■ **Task goal**: Provide only the number of lines in the listing that contain the string "title".

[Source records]
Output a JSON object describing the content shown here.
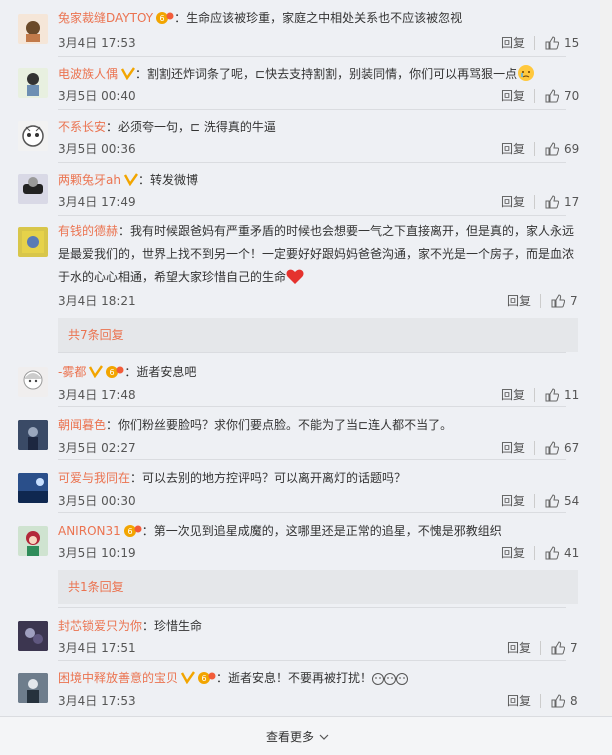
{
  "comments": [
    {
      "user": "兔家裁缝DAYTOY",
      "badge": false,
      "vip": true,
      "text": "生命应该被珍重，家庭之中相处关系也不应该被忽视",
      "date": "3月4日 17:53",
      "reply": "回复",
      "likes": "15",
      "avatar_color": "#f5e6d8"
    },
    {
      "user": "电波族人偶",
      "badge": true,
      "vip": false,
      "text": "割割还炸词条了呢，⊏快去支持割割，别装同情，你们可以再骂狠一点",
      "date": "3月5日 00:40",
      "reply": "回复",
      "likes": "70",
      "avatar_color": "#e8f0e0"
    },
    {
      "user": "不系长安",
      "badge": false,
      "vip": false,
      "text": "必须夸一句，⊏ 洗得真的牛逼",
      "date": "3月5日 00:36",
      "reply": "回复",
      "likes": "69",
      "avatar_color": "#f2f2f2"
    },
    {
      "user": "两颗兔牙ah",
      "badge": true,
      "vip": false,
      "text": "转发微博",
      "date": "3月4日 17:49",
      "reply": "回复",
      "likes": "17",
      "avatar_color": "#d9d9e6"
    },
    {
      "user": "有钱的德赫",
      "badge": false,
      "vip": false,
      "text": "我有时候跟爸妈有严重矛盾的时候也会想要一气之下直接离开，但是真的，家人永远是最爱我们的，世界上找不到另一个！一定要好好跟妈妈爸爸沟通，家不光是一个房子，而是血浓于水的心心相通，希望大家珍惜自己的生命",
      "date": "3月4日 18:21",
      "reply": "回复",
      "likes": "7",
      "avatar_color": "#d8c64a"
    },
    {
      "user": "-雾都",
      "badge": true,
      "vip": true,
      "text": "逝者安息吧",
      "date": "3月4日 17:48",
      "reply": "回复",
      "likes": "11",
      "avatar_color": "#f0eeee"
    },
    {
      "user": "朝闻暮色",
      "badge": false,
      "vip": false,
      "text": "你们粉丝要脸吗？求你们要点脸。不能为了当⊏连人都不当了。",
      "date": "3月5日 02:27",
      "reply": "回复",
      "likes": "67",
      "avatar_color": "#3a4a66"
    },
    {
      "user": "可爱与我同在",
      "badge": false,
      "vip": false,
      "text": "可以去别的地方控评吗？可以离开离灯的话题吗？",
      "date": "3月5日 00:30",
      "reply": "回复",
      "likes": "54",
      "avatar_color": "#2a4f8a"
    },
    {
      "user": "ANIRON31",
      "badge": false,
      "vip": true,
      "text": "第一次见到追星成魔的，这哪里还是正常的追星，不愧是邪教组织",
      "date": "3月5日 10:19",
      "reply": "回复",
      "likes": "41",
      "avatar_color": "#cfe3d0"
    },
    {
      "user": "封芯锁爱只为你",
      "badge": false,
      "vip": false,
      "text": "珍惜生命",
      "date": "3月4日 17:51",
      "reply": "回复",
      "likes": "7",
      "avatar_color": "#3c3650"
    },
    {
      "user": "困境中释放善意的宝贝",
      "badge": true,
      "vip": true,
      "text": "逝者安息！不要再被打扰！",
      "date": "3月4日 17:53",
      "reply": "回复",
      "likes": "8",
      "avatar_color": "#6e7d8c"
    }
  ],
  "more_replies": [
    "共7条回复",
    "共1条回复"
  ],
  "footer": {
    "view_more": "查看更多"
  },
  "colors": {
    "username": "#eb7350",
    "background": "#eef0f4",
    "badge": "#f2a500"
  }
}
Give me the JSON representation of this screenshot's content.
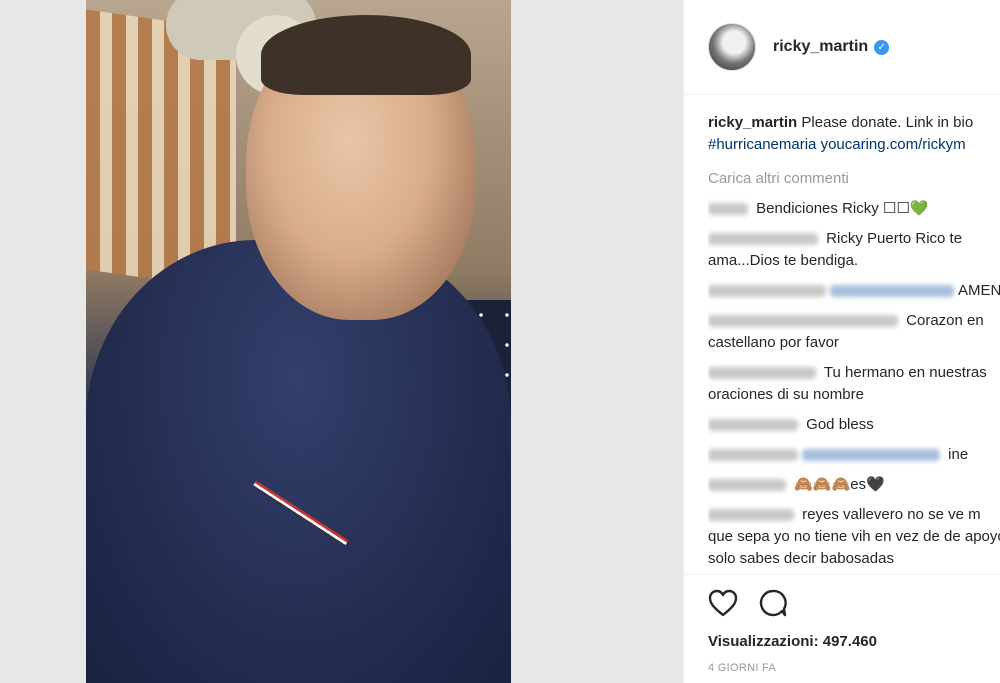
{
  "post": {
    "username": "ricky_martin",
    "verified_mark": "✓",
    "caption_user": "ricky_martin",
    "caption_text": "Please donate. Link in bio",
    "hashtag": "#hurricanemaria",
    "caption_link": "youcaring.com/rickym",
    "load_more": "Carica altri commenti",
    "views_label": "Visualizzazioni: 497.460",
    "time_ago": "4 GIORNI FA"
  },
  "comments": [
    {
      "text": "Bendiciones Ricky ☐☐💚"
    },
    {
      "text": "Ricky Puerto Rico te ama...Dios te bendiga."
    },
    {
      "text": "AMEN"
    },
    {
      "text": "Corazon en castellano por favor"
    },
    {
      "text": "Tu hermano en nuestras oraciones di su nombre"
    },
    {
      "text": "God bless"
    },
    {
      "text": "ine"
    },
    {
      "text": "🙈🙈🙈es🖤"
    },
    {
      "text": "reyes vallevero no se ve m que sepa yo no tiene vih en vez de de apoyo solo sabes decir babosadas"
    }
  ],
  "icons": {
    "like": "heart-icon",
    "comment": "comment-icon"
  },
  "colors": {
    "accent": "#3897f0",
    "link": "#003569",
    "muted": "#999999"
  }
}
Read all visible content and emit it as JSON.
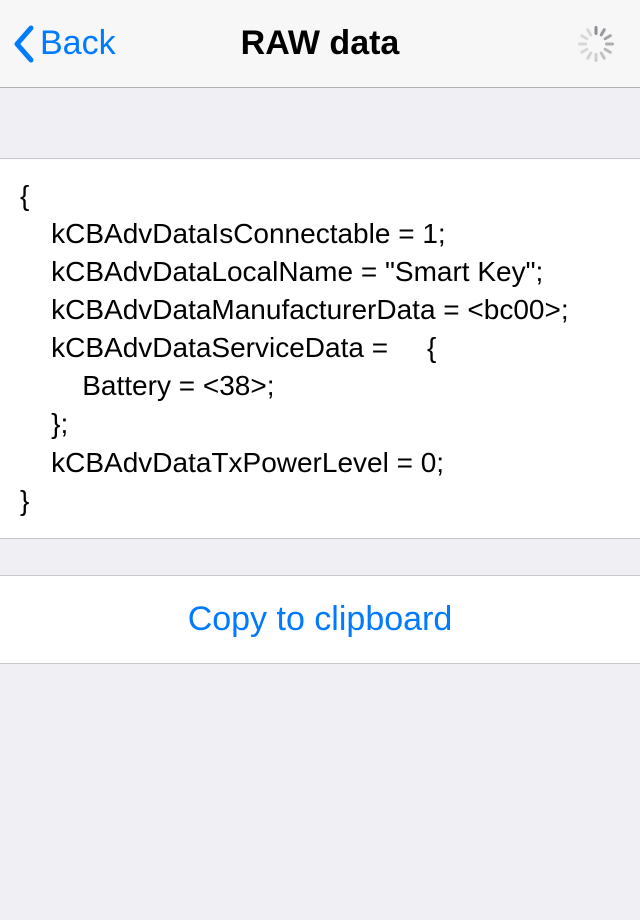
{
  "nav": {
    "back_label": "Back",
    "title": "RAW data"
  },
  "raw_data": {
    "text": "{\n    kCBAdvDataIsConnectable = 1;\n    kCBAdvDataLocalName = \"Smart Key\";\n    kCBAdvDataManufacturerData = <bc00>;\n    kCBAdvDataServiceData =     {\n        Battery = <38>;\n    };\n    kCBAdvDataTxPowerLevel = 0;\n}"
  },
  "actions": {
    "copy_label": "Copy to clipboard"
  },
  "colors": {
    "tint": "#007aff",
    "background": "#efeff4",
    "cell_bg": "#ffffff",
    "separator": "#c8c7cc"
  }
}
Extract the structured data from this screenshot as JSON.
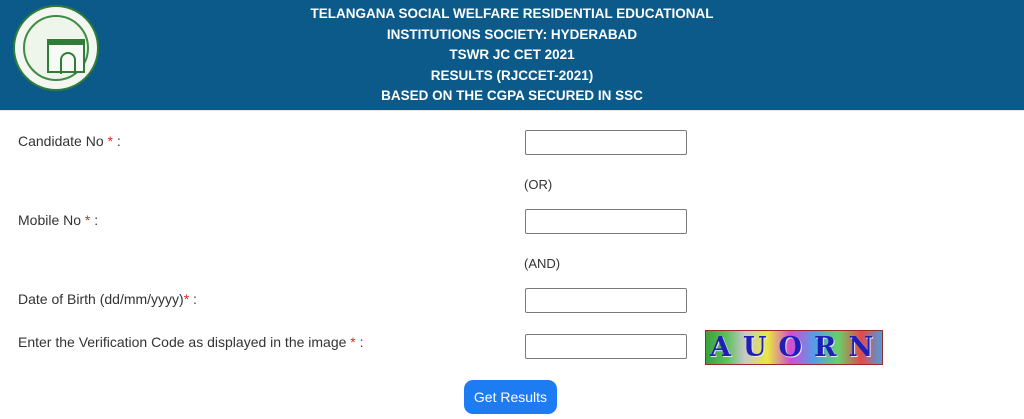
{
  "header": {
    "line1": "TELANGANA SOCIAL WELFARE RESIDENTIAL EDUCATIONAL",
    "line2": "INSTITUTIONS SOCIETY: HYDERABAD",
    "line3": "TSWR JC CET 2021",
    "line4": "RESULTS (RJCCET-2021)",
    "line5": "BASED ON THE CGPA SECURED IN SSC",
    "logo_icon": "telangana-emblem-icon"
  },
  "form": {
    "candidate_no": {
      "label": "Candidate No",
      "required_mark": " *",
      "suffix": " :",
      "value": ""
    },
    "or_text": "(OR)",
    "mobile_no": {
      "label": "Mobile No",
      "required_mark": " *",
      "suffix": " :",
      "value": ""
    },
    "and_text": "(AND)",
    "dob": {
      "label": "Date of Birth (dd/mm/yyyy)",
      "required_mark": "*",
      "suffix": " :",
      "value": ""
    },
    "verification": {
      "label": "Enter the Verification Code as displayed in the image",
      "required_mark": " *",
      "suffix": " :",
      "value": ""
    },
    "captcha_text": "AUORNR",
    "submit_label": "Get Results"
  },
  "colors": {
    "header_bg": "#0b5a8a",
    "button_bg": "#1e7cf2",
    "required": "#e02424"
  }
}
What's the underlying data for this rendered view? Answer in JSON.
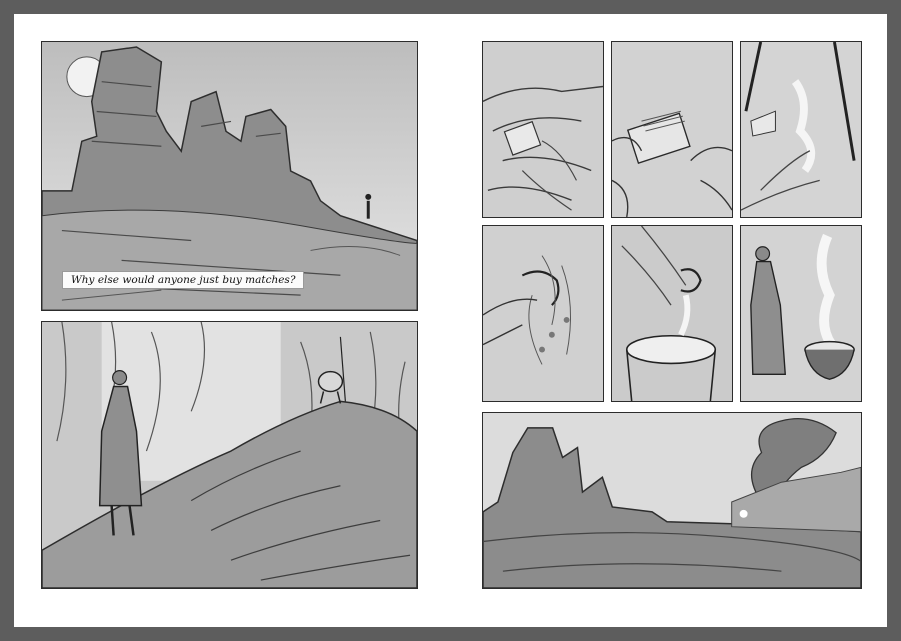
{
  "spread": {
    "caption": "Why else would anyone just buy matches?"
  },
  "colors": {
    "background": "#5d5d5d",
    "page": "#ffffff",
    "panel_border": "#2c2c2c"
  }
}
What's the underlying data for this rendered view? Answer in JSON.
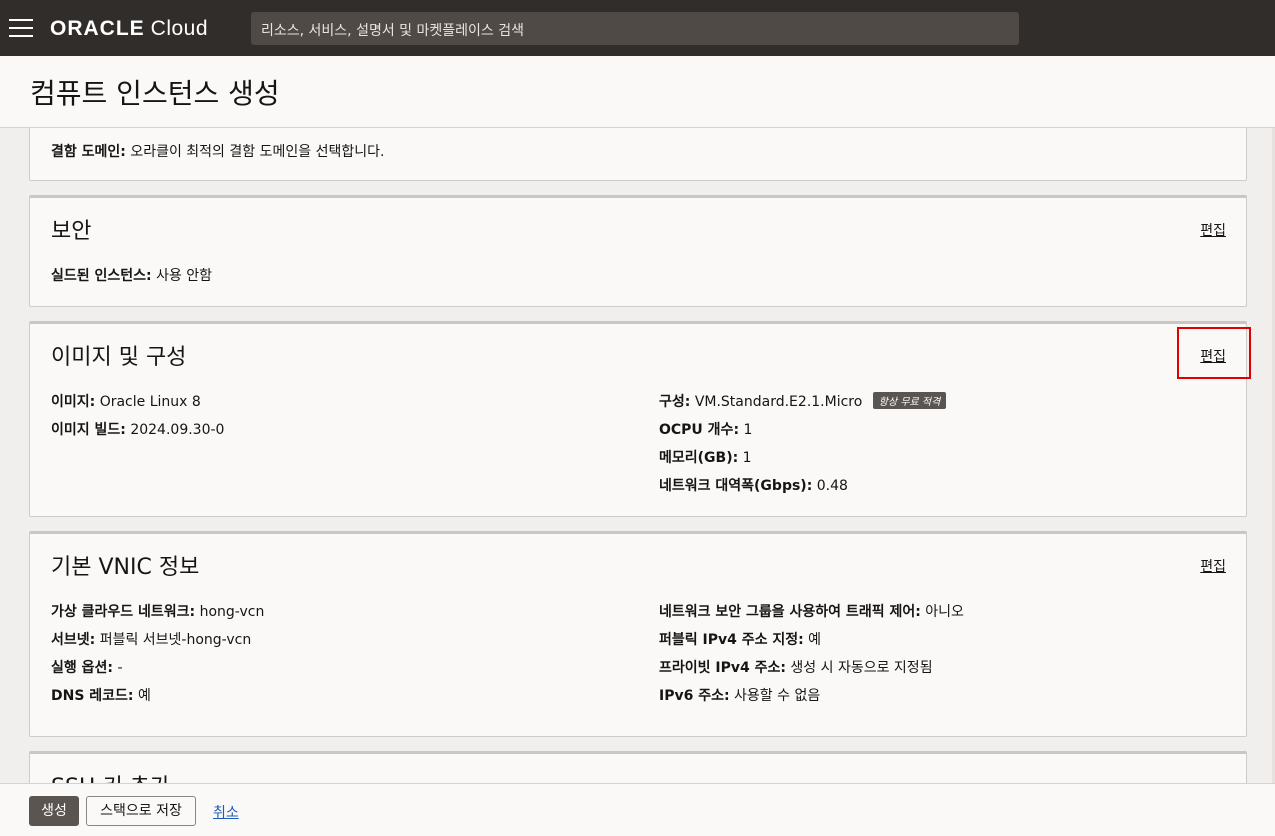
{
  "topbar": {
    "brand": "ORACLE",
    "brand_suffix": "Cloud",
    "search_placeholder": "리소스, 서비스, 설명서 및 마켓플레이스 검색"
  },
  "page": {
    "title": "컴퓨트 인스턴스 생성"
  },
  "placement": {
    "fault_domain_key": "결함 도메인:",
    "fault_domain_value": "오라클이 최적의 결함 도메인을 선택합니다."
  },
  "security": {
    "title": "보안",
    "edit": "편집",
    "shielded_key": "실드된 인스턴스:",
    "shielded_value": "사용 안함"
  },
  "image": {
    "title": "이미지 및 구성",
    "edit": "편집",
    "image_key": "이미지:",
    "image_value": "Oracle Linux 8",
    "build_key": "이미지 빌드:",
    "build_value": "2024.09.30-0",
    "shape_key": "구성:",
    "shape_value": "VM.Standard.E2.1.Micro",
    "shape_badge": "항상 무료 적격",
    "ocpu_key": "OCPU 개수:",
    "ocpu_value": "1",
    "memory_key": "메모리(GB):",
    "memory_value": "1",
    "bandwidth_key": "네트워크 대역폭(Gbps):",
    "bandwidth_value": "0.48"
  },
  "vnic": {
    "title": "기본 VNIC 정보",
    "edit": "편집",
    "vcn_key": "가상 클라우드 네트워크:",
    "vcn_value": "hong-vcn",
    "subnet_key": "서브넷:",
    "subnet_value": "퍼블릭 서브넷-hong-vcn",
    "launch_key": "실행 옵션:",
    "launch_value": "-",
    "dns_key": "DNS 레코드:",
    "dns_value": "예",
    "nsg_key": "네트워크 보안 그룹을 사용하여 트래픽 제어:",
    "nsg_value": "아니오",
    "public_ip_key": "퍼블릭 IPv4 주소 지정:",
    "public_ip_value": "예",
    "private_ip_key": "프라이빗 IPv4 주소:",
    "private_ip_value": "생성 시 자동으로 지정됨",
    "ipv6_key": "IPv6 주소:",
    "ipv6_value": "사용할 수 없음"
  },
  "ssh": {
    "title": "SSH 키 추가"
  },
  "footer": {
    "create": "생성",
    "save_stack": "스택으로 저장",
    "cancel": "취소"
  }
}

■ **The response**: 6